***** Data for processing

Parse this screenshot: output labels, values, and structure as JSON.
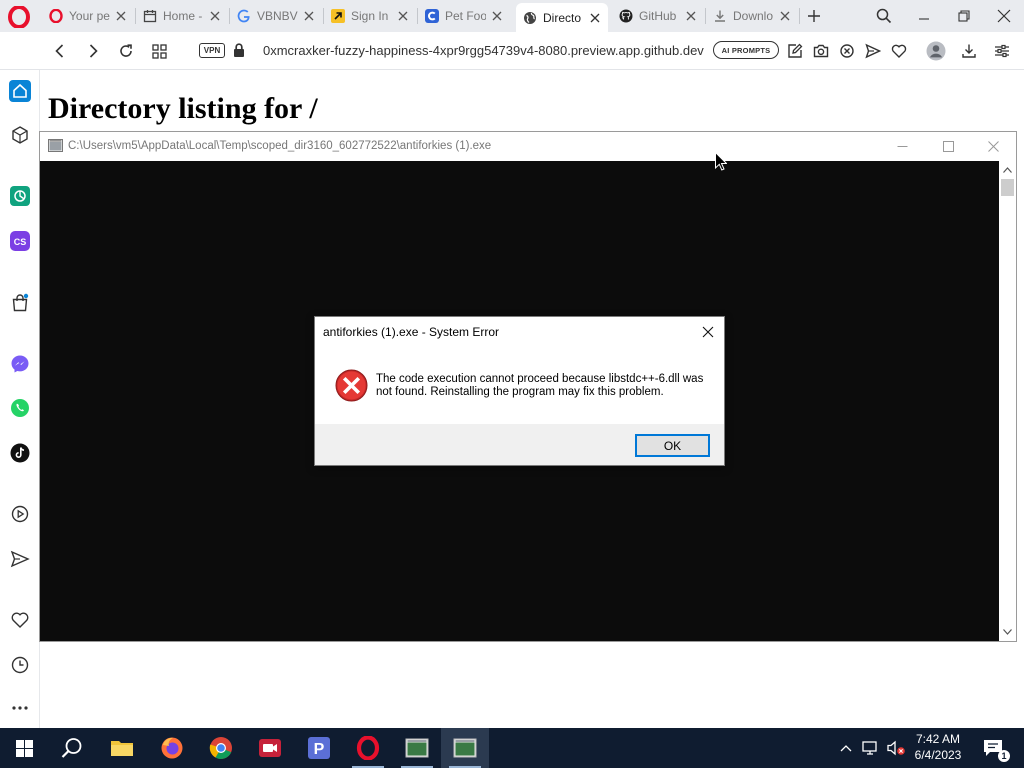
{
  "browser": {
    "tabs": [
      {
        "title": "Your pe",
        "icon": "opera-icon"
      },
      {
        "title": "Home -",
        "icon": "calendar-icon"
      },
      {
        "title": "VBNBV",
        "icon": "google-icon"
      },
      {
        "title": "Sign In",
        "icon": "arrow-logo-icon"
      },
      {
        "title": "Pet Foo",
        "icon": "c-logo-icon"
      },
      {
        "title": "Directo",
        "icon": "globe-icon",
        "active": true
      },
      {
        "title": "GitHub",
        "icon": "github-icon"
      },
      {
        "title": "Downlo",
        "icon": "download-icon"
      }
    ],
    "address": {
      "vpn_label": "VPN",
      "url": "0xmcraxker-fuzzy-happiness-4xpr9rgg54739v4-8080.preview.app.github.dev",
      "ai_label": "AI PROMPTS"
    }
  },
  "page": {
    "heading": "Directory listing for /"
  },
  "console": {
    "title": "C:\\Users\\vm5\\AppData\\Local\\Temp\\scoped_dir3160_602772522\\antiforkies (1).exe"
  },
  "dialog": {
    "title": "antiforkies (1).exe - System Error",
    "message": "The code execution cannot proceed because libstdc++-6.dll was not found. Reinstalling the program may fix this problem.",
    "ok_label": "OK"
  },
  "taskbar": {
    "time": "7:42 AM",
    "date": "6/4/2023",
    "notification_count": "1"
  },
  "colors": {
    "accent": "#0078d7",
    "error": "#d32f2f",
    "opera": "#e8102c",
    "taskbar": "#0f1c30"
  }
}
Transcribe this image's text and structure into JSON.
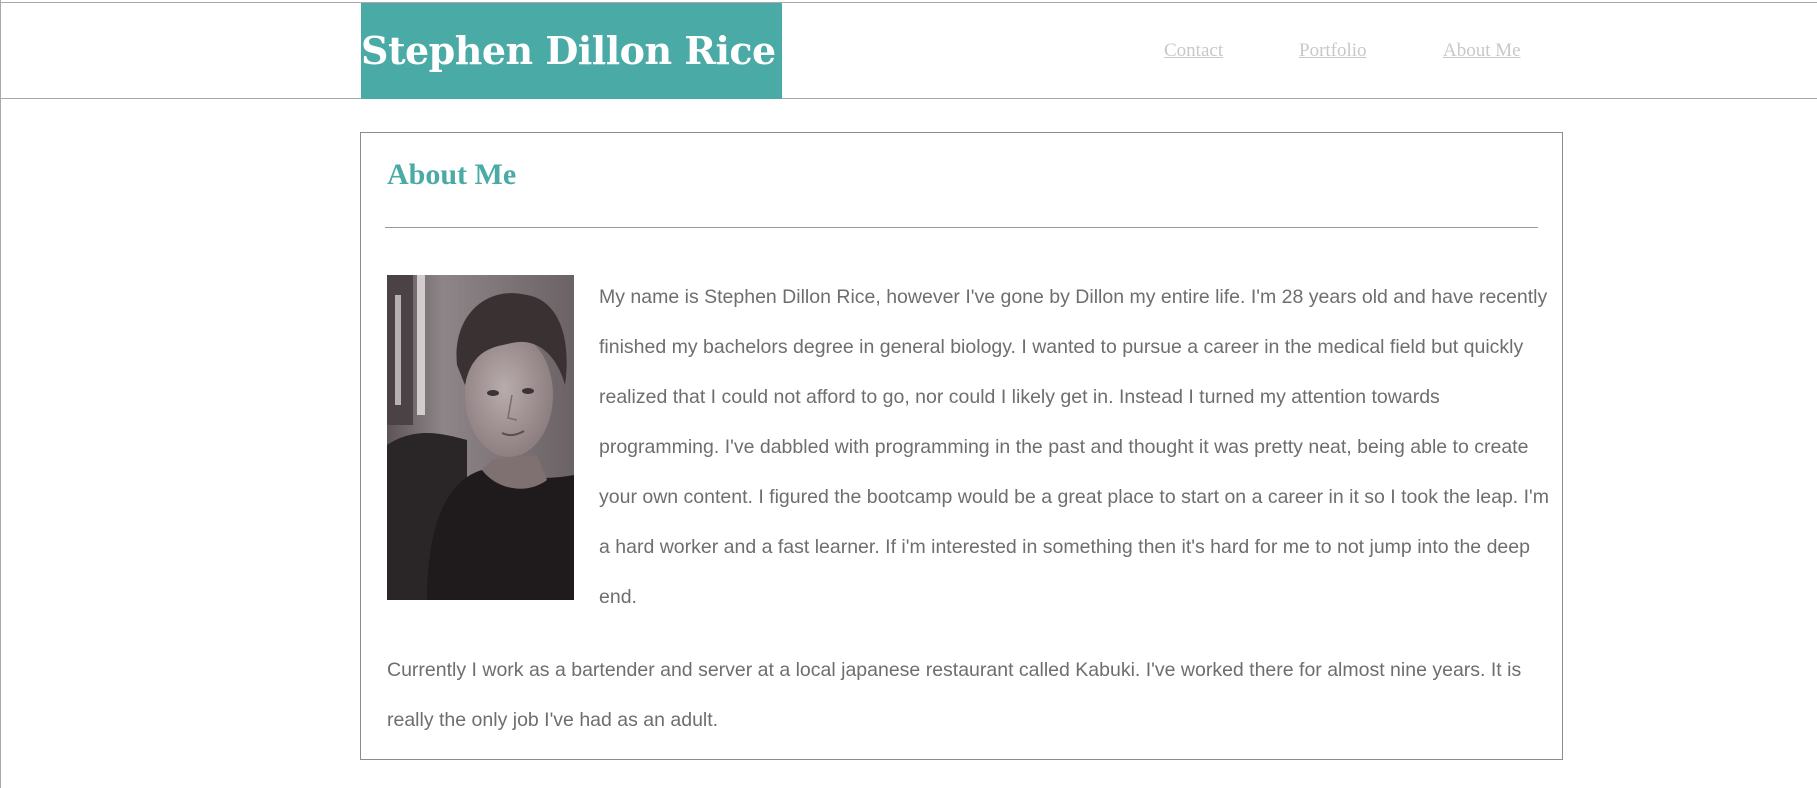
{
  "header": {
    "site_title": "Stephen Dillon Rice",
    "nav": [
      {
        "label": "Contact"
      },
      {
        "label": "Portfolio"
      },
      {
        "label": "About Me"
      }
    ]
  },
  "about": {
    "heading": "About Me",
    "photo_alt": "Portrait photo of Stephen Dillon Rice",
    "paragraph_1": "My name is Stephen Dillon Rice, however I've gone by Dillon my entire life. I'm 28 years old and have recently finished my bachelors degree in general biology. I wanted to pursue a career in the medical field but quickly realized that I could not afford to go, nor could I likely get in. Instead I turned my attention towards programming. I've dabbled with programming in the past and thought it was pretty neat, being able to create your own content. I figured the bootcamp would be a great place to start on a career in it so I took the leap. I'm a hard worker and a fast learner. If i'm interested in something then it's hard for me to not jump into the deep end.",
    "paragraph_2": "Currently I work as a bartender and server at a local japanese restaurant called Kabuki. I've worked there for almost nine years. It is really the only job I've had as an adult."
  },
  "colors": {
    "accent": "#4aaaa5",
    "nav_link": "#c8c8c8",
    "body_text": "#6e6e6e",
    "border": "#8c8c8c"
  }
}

**********
***** Data for processing

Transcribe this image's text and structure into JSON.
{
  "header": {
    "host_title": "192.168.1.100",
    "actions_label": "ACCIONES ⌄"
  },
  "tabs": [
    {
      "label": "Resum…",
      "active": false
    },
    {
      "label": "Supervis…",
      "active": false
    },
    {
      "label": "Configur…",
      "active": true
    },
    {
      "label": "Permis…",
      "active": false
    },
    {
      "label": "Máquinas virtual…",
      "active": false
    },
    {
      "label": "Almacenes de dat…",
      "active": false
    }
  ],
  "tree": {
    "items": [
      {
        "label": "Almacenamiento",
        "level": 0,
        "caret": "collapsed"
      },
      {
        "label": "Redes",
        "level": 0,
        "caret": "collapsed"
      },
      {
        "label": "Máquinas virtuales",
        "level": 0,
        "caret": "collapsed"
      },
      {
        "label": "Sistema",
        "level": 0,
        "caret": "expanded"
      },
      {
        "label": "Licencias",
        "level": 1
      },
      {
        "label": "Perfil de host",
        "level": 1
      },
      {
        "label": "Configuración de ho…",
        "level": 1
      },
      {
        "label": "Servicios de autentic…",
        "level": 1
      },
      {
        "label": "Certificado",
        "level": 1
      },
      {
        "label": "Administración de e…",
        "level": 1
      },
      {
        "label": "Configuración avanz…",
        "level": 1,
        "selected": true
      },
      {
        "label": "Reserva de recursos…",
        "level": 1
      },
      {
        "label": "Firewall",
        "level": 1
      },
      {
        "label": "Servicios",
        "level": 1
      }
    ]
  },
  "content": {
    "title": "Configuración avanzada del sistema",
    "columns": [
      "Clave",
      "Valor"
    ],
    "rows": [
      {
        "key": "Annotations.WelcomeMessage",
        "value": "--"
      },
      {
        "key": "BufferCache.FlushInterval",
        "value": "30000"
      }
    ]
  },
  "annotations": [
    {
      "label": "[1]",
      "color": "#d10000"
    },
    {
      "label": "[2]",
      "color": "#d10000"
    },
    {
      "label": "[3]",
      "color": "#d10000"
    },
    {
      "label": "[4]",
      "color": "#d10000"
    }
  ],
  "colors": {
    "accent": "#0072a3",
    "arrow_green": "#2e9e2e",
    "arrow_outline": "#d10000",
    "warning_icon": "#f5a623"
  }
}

**********

What you are asked to do – Identify the lines of the data that contain the word "Servicios". Copy each of them.

Written solution –
        "label": "Servicios de autentic…",
        "label": "Servicios",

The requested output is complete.